(begin)

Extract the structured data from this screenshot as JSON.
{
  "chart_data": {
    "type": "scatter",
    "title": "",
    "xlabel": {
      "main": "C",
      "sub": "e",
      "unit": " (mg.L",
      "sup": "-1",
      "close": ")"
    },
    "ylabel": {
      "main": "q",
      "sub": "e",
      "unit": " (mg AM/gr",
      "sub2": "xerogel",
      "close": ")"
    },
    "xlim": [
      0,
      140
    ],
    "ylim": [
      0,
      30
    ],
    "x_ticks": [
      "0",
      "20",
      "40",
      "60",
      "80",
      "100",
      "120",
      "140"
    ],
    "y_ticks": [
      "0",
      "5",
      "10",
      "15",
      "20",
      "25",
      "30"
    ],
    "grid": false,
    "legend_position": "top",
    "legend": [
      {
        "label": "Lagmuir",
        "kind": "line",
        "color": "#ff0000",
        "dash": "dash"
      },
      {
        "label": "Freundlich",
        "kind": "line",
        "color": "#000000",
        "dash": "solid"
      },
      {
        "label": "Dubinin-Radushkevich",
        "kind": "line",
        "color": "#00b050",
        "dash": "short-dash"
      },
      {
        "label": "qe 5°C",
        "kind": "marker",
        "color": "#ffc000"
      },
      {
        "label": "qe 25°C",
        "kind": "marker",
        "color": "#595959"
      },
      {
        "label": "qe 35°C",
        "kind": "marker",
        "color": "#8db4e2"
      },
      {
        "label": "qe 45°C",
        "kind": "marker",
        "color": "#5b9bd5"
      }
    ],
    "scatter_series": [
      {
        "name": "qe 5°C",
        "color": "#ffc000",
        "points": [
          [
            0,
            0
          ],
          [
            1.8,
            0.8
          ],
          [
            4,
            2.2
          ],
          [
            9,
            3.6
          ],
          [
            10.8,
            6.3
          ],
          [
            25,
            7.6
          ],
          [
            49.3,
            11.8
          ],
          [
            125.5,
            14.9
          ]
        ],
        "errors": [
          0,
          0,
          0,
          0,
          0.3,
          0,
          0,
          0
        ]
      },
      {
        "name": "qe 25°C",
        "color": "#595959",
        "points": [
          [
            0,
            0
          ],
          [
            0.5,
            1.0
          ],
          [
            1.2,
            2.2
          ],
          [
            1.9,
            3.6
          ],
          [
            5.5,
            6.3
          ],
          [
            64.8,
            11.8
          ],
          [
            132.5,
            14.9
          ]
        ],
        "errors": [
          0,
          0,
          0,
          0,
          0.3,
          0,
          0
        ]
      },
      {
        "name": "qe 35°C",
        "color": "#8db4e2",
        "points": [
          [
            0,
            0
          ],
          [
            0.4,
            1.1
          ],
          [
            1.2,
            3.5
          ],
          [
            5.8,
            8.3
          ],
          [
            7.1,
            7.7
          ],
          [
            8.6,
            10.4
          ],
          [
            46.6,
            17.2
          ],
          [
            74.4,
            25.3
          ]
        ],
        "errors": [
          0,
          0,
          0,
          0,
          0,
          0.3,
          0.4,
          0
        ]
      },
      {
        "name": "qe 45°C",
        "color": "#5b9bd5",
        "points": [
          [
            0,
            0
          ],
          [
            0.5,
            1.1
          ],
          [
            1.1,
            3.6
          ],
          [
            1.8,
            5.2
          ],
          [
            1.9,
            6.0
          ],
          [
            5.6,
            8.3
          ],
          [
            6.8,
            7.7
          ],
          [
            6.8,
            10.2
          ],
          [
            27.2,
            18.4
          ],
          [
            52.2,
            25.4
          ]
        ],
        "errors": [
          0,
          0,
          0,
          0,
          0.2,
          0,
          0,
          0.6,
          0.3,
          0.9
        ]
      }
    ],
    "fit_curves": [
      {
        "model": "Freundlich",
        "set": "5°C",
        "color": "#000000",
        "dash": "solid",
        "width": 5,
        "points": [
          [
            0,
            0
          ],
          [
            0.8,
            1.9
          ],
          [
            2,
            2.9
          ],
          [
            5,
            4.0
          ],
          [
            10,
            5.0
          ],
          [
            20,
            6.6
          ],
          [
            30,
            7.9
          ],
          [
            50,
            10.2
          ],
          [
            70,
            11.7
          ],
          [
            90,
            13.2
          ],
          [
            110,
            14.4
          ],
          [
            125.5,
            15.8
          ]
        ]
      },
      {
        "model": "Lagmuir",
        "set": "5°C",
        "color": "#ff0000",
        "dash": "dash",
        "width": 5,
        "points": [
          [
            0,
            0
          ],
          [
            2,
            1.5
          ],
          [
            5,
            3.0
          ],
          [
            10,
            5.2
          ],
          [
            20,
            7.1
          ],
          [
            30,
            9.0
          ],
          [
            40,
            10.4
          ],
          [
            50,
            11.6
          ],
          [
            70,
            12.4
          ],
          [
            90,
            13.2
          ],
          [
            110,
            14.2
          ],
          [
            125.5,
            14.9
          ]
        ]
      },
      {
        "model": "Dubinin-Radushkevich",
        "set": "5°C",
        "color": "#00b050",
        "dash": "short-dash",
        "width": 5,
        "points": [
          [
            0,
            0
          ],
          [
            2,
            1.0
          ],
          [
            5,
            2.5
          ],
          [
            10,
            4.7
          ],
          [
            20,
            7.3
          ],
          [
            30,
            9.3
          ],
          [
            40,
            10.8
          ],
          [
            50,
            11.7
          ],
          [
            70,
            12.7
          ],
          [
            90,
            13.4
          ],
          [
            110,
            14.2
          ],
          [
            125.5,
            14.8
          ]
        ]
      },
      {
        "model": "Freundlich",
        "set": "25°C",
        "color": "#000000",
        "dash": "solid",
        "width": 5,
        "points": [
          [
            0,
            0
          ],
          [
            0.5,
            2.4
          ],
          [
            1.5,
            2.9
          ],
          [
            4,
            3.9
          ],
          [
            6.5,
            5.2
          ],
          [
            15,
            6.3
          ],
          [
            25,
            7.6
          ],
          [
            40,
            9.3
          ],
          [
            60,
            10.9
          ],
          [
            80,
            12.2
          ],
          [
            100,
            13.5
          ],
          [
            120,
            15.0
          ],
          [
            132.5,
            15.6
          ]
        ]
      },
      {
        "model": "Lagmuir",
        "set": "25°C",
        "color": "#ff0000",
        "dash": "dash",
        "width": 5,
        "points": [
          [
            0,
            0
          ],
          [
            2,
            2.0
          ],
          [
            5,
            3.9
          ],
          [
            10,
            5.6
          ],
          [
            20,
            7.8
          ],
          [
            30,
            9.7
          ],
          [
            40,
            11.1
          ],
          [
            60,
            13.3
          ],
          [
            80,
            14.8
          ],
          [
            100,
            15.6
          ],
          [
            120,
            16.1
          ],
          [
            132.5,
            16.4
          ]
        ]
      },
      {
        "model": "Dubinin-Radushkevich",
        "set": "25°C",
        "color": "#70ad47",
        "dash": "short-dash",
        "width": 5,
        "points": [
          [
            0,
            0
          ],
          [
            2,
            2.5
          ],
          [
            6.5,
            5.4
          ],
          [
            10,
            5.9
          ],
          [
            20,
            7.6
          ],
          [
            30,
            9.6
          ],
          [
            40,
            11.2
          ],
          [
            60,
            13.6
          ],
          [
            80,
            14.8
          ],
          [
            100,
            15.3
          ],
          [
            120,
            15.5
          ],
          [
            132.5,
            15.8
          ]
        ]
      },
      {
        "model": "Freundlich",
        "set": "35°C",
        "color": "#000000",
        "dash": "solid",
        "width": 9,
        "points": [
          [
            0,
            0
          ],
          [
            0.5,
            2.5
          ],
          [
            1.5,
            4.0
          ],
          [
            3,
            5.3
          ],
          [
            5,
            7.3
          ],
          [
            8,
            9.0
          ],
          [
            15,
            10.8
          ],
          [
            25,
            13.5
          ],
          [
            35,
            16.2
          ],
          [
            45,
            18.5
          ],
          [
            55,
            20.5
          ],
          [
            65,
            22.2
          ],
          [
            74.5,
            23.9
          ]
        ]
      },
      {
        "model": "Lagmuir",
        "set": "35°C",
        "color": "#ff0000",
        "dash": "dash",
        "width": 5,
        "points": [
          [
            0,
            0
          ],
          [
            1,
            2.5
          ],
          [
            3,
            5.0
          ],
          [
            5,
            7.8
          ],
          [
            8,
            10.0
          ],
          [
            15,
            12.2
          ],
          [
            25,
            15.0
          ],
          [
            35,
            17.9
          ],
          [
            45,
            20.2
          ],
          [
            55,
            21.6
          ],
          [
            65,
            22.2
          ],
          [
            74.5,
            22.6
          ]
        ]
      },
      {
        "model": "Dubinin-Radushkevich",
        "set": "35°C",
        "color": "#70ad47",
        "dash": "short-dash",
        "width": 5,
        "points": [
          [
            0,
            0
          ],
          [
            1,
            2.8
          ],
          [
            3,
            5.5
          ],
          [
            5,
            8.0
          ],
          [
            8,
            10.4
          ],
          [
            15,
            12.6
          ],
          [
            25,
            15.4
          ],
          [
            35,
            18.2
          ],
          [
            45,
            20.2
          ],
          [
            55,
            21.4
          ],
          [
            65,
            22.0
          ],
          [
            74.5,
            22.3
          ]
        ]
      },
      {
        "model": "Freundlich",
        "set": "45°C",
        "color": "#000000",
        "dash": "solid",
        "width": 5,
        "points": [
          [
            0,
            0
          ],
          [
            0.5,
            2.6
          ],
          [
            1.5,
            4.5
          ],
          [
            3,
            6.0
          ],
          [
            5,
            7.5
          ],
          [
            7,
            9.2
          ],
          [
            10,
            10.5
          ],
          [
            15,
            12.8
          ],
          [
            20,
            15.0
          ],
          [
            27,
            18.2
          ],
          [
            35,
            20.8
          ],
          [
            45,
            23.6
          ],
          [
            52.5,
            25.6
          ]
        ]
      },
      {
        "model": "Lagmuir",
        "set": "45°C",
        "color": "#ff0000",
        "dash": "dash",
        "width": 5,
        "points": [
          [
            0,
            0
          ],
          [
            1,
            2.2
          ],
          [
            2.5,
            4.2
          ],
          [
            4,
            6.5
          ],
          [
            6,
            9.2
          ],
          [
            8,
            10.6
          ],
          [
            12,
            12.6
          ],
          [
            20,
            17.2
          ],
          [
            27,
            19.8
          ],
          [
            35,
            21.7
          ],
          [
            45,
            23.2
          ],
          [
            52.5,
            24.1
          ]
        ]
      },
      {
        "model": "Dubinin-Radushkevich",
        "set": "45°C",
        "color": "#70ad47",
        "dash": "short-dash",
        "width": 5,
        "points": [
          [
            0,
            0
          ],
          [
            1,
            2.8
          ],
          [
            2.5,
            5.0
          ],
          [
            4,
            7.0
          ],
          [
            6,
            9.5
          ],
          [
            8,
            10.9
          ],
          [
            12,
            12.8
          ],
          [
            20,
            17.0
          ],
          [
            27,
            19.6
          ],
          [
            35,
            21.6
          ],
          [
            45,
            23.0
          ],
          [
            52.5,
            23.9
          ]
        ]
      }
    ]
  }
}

(end)

◆ Given problem ◆
Identify the lines of the entries containing the string "name". Copy each such line.

◆ Task solution ◆
        "name": "qe 5°C",
        "name": "qe 25°C",
        "name": "qe 35°C",
        "name": "qe 45°C",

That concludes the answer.